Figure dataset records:
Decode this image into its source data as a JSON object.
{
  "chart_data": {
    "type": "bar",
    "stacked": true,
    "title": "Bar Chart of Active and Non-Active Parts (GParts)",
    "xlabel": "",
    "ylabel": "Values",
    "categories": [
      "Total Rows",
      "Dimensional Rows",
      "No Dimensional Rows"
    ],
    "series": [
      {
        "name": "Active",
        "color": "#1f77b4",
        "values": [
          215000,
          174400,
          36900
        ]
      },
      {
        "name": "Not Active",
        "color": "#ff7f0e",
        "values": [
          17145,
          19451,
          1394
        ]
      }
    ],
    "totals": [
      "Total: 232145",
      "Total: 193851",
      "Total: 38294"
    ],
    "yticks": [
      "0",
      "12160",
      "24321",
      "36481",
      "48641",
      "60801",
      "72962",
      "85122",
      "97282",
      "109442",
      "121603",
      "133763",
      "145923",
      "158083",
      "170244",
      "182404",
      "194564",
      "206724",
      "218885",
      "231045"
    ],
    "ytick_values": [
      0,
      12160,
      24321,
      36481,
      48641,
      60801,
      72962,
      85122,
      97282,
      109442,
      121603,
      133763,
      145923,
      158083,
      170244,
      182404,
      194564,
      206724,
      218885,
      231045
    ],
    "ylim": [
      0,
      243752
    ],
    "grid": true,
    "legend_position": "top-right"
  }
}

▸ DESCRIPTION OF THE TASK: Print all the data exactly.

▸ FULL RESPONSE:
Decode this image into its source data as a JSON object.
{
  "chart_data": {
    "type": "bar",
    "stacked": true,
    "title": "Bar Chart of Active and Non-Active Parts (GParts)",
    "xlabel": "",
    "ylabel": "Values",
    "categories": [
      "Total Rows",
      "Dimensional Rows",
      "No Dimensional Rows"
    ],
    "series": [
      {
        "name": "Active",
        "color": "#1f77b4",
        "values": [
          215000,
          174400,
          36900
        ]
      },
      {
        "name": "Not Active",
        "color": "#ff7f0e",
        "values": [
          17145,
          19451,
          1394
        ]
      }
    ],
    "totals": [
      "Total: 232145",
      "Total: 193851",
      "Total: 38294"
    ],
    "yticks": [
      "0",
      "12160",
      "24321",
      "36481",
      "48641",
      "60801",
      "72962",
      "85122",
      "97282",
      "109442",
      "121603",
      "133763",
      "145923",
      "158083",
      "170244",
      "182404",
      "194564",
      "206724",
      "218885",
      "231045"
    ],
    "ytick_values": [
      0,
      12160,
      24321,
      36481,
      48641,
      60801,
      72962,
      85122,
      97282,
      109442,
      121603,
      133763,
      145923,
      158083,
      170244,
      182404,
      194564,
      206724,
      218885,
      231045
    ],
    "ylim": [
      0,
      243752
    ],
    "grid": true,
    "legend_position": "top-right"
  }
}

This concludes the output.